▶ [Data shown]
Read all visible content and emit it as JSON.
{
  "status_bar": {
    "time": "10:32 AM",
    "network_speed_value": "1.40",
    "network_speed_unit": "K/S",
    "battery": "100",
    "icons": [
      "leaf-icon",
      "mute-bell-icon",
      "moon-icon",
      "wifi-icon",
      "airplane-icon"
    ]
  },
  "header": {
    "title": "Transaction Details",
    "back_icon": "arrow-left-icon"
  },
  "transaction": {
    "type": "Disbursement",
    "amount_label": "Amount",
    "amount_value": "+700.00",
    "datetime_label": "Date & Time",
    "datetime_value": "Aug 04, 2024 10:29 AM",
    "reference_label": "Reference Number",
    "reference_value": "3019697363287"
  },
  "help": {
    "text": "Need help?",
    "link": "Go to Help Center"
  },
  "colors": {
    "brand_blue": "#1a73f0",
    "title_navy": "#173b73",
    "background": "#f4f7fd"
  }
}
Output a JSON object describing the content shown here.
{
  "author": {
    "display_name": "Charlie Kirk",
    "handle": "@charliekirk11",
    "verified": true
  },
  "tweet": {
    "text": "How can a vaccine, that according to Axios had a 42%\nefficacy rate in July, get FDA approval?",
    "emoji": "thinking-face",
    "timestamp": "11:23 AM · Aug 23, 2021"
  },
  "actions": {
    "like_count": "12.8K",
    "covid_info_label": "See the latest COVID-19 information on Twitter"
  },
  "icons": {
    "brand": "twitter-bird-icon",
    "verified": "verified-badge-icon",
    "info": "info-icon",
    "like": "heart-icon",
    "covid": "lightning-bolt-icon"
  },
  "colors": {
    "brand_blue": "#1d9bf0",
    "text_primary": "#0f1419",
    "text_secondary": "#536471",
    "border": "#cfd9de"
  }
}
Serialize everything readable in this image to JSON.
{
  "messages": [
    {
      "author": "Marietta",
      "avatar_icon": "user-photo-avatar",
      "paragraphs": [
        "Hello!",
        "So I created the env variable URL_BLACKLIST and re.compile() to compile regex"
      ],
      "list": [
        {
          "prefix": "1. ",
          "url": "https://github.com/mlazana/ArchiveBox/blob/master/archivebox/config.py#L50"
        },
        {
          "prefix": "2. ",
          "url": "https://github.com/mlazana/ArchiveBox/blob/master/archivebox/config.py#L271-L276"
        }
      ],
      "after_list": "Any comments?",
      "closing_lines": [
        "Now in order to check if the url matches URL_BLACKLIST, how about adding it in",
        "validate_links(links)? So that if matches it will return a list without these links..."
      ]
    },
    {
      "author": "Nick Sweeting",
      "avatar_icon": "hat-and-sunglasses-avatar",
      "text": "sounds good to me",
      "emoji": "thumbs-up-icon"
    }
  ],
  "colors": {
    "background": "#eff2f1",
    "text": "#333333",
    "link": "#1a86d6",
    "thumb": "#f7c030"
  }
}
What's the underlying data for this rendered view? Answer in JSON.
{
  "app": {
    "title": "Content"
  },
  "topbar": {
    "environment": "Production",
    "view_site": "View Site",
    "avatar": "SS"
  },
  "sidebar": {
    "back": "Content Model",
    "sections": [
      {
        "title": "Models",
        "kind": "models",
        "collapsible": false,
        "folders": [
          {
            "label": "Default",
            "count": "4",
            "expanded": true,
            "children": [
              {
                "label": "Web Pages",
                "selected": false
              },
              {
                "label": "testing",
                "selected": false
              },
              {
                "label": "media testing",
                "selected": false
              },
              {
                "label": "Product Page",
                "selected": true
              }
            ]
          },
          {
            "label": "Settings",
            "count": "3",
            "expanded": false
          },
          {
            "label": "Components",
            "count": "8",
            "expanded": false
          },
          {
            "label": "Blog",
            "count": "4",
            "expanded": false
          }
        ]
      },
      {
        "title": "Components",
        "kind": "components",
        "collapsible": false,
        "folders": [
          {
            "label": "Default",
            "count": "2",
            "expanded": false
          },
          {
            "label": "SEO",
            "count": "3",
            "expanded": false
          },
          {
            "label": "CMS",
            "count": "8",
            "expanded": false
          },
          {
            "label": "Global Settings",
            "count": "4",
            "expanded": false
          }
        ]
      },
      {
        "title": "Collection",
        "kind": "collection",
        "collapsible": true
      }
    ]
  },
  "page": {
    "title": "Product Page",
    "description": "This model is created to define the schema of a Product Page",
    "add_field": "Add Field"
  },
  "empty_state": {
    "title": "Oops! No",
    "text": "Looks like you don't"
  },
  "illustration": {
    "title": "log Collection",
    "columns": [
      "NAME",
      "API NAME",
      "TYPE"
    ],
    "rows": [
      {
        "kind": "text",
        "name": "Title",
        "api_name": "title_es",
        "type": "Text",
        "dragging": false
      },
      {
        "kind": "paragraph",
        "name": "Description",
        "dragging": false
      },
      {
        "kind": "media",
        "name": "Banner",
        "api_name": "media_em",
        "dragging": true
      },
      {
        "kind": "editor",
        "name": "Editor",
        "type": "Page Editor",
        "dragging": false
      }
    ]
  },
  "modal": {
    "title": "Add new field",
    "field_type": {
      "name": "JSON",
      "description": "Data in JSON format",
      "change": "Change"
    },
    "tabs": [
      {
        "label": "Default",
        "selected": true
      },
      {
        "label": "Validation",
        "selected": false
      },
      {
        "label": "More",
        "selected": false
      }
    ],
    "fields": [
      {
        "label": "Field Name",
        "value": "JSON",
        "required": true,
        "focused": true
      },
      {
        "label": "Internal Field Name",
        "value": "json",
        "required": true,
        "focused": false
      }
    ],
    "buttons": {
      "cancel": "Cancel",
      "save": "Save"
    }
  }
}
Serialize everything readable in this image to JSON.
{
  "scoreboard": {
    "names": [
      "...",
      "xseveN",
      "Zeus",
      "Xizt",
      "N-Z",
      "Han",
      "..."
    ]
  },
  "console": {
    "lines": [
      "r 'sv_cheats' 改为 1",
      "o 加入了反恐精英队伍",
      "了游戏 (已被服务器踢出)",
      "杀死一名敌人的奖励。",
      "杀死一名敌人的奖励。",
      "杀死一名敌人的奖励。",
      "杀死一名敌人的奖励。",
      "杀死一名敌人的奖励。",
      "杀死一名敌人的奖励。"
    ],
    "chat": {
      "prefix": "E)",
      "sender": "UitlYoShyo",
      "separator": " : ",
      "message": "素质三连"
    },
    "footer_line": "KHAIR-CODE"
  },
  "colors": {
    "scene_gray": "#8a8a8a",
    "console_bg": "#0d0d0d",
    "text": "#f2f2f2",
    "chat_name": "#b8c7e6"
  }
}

▶ [Work required] Every line of the data above should be reproduced word for word.

▶ [Finished task]
Read all visible content and emit it as JSON.
{
  "status_bar": {
    "time": "10:32 AM",
    "network_speed_value": "1.40",
    "network_speed_unit": "K/S",
    "battery": "100",
    "icons": [
      "leaf-icon",
      "mute-bell-icon",
      "moon-icon",
      "wifi-icon",
      "airplane-icon"
    ]
  },
  "header": {
    "title": "Transaction Details",
    "back_icon": "arrow-left-icon"
  },
  "transaction": {
    "type": "Disbursement",
    "amount_label": "Amount",
    "amount_value": "+700.00",
    "datetime_label": "Date & Time",
    "datetime_value": "Aug 04, 2024 10:29 AM",
    "reference_label": "Reference Number",
    "reference_value": "3019697363287"
  },
  "help": {
    "text": "Need help?",
    "link": "Go to Help Center"
  },
  "colors": {
    "brand_blue": "#1a73f0",
    "title_navy": "#173b73",
    "background": "#f4f7fd"
  }
}
Output a JSON object describing the content shown here.
{
  "author": {
    "display_name": "Charlie Kirk",
    "handle": "@charliekirk11",
    "verified": true
  },
  "tweet": {
    "text": "How can a vaccine, that according to Axios had a 42%\nefficacy rate in July, get FDA approval?",
    "emoji": "thinking-face",
    "timestamp": "11:23 AM · Aug 23, 2021"
  },
  "actions": {
    "like_count": "12.8K",
    "covid_info_label": "See the latest COVID-19 information on Twitter"
  },
  "icons": {
    "brand": "twitter-bird-icon",
    "verified": "verified-badge-icon",
    "info": "info-icon",
    "like": "heart-icon",
    "covid": "lightning-bolt-icon"
  },
  "colors": {
    "brand_blue": "#1d9bf0",
    "text_primary": "#0f1419",
    "text_secondary": "#536471",
    "border": "#cfd9de"
  }
}
Serialize everything readable in this image to JSON.
{
  "messages": [
    {
      "author": "Marietta",
      "avatar_icon": "user-photo-avatar",
      "paragraphs": [
        "Hello!",
        "So I created the env variable URL_BLACKLIST and re.compile() to compile regex"
      ],
      "list": [
        {
          "prefix": "1. ",
          "url": "https://github.com/mlazana/ArchiveBox/blob/master/archivebox/config.py#L50"
        },
        {
          "prefix": "2. ",
          "url": "https://github.com/mlazana/ArchiveBox/blob/master/archivebox/config.py#L271-L276"
        }
      ],
      "after_list": "Any comments?",
      "closing_lines": [
        "Now in order to check if the url matches URL_BLACKLIST, how about adding it in",
        "validate_links(links)? So that if matches it will return a list without these links..."
      ]
    },
    {
      "author": "Nick Sweeting",
      "avatar_icon": "hat-and-sunglasses-avatar",
      "text": "sounds good to me",
      "emoji": "thumbs-up-icon"
    }
  ],
  "colors": {
    "background": "#eff2f1",
    "text": "#333333",
    "link": "#1a86d6",
    "thumb": "#f7c030"
  }
}
What's the underlying data for this rendered view? Answer in JSON.
{
  "app": {
    "title": "Content"
  },
  "topbar": {
    "environment": "Production",
    "view_site": "View Site",
    "avatar": "SS"
  },
  "sidebar": {
    "back": "Content Model",
    "sections": [
      {
        "title": "Models",
        "kind": "models",
        "collapsible": false,
        "folders": [
          {
            "label": "Default",
            "count": "4",
            "expanded": true,
            "children": [
              {
                "label": "Web Pages",
                "selected": false
              },
              {
                "label": "testing",
                "selected": false
              },
              {
                "label": "media testing",
                "selected": false
              },
              {
                "label": "Product Page",
                "selected": true
              }
            ]
          },
          {
            "label": "Settings",
            "count": "3",
            "expanded": false
          },
          {
            "label": "Components",
            "count": "8",
            "expanded": false
          },
          {
            "label": "Blog",
            "count": "4",
            "expanded": false
          }
        ]
      },
      {
        "title": "Components",
        "kind": "components",
        "collapsible": false,
        "folders": [
          {
            "label": "Default",
            "count": "2",
            "expanded": false
          },
          {
            "label": "SEO",
            "count": "3",
            "expanded": false
          },
          {
            "label": "CMS",
            "count": "8",
            "expanded": false
          },
          {
            "label": "Global Settings",
            "count": "4",
            "expanded": false
          }
        ]
      },
      {
        "title": "Collection",
        "kind": "collection",
        "collapsible": true
      }
    ]
  },
  "page": {
    "title": "Product Page",
    "description": "This model is created to define the schema of a Product Page",
    "add_field": "Add Field"
  },
  "empty_state": {
    "title": "Oops! No",
    "text": "Looks like you don't"
  },
  "illustration": {
    "title": "log Collection",
    "columns": [
      "NAME",
      "API NAME",
      "TYPE"
    ],
    "rows": [
      {
        "kind": "text",
        "name": "Title",
        "api_name": "title_es",
        "type": "Text",
        "dragging": false
      },
      {
        "kind": "paragraph",
        "name": "Description",
        "dragging": false
      },
      {
        "kind": "media",
        "name": "Banner",
        "api_name": "media_em",
        "dragging": true
      },
      {
        "kind": "editor",
        "name": "Editor",
        "type": "Page Editor",
        "dragging": false
      }
    ]
  },
  "modal": {
    "title": "Add new field",
    "field_type": {
      "name": "JSON",
      "description": "Data in JSON format",
      "change": "Change"
    },
    "tabs": [
      {
        "label": "Default",
        "selected": true
      },
      {
        "label": "Validation",
        "selected": false
      },
      {
        "label": "More",
        "selected": false
      }
    ],
    "fields": [
      {
        "label": "Field Name",
        "value": "JSON",
        "required": true,
        "focused": true
      },
      {
        "label": "Internal Field Name",
        "value": "json",
        "required": true,
        "focused": false
      }
    ],
    "buttons": {
      "cancel": "Cancel",
      "save": "Save"
    }
  }
}
Serialize everything readable in this image to JSON.
{
  "scoreboard": {
    "names": [
      "...",
      "xseveN",
      "Zeus",
      "Xizt",
      "N-Z",
      "Han",
      "..."
    ]
  },
  "console": {
    "lines": [
      "r 'sv_cheats' 改为 1",
      "o 加入了反恐精英队伍",
      "了游戏 (已被服务器踢出)",
      "杀死一名敌人的奖励。",
      "杀死一名敌人的奖励。",
      "杀死一名敌人的奖励。",
      "杀死一名敌人的奖励。",
      "杀死一名敌人的奖励。",
      "杀死一名敌人的奖励。"
    ],
    "chat": {
      "prefix": "E)",
      "sender": "UitlYoShyo",
      "separator": " : ",
      "message": "素质三连"
    },
    "footer_line": "KHAIR-CODE"
  },
  "colors": {
    "scene_gray": "#8a8a8a",
    "console_bg": "#0d0d0d",
    "text": "#f2f2f2",
    "chat_name": "#b8c7e6"
  }
}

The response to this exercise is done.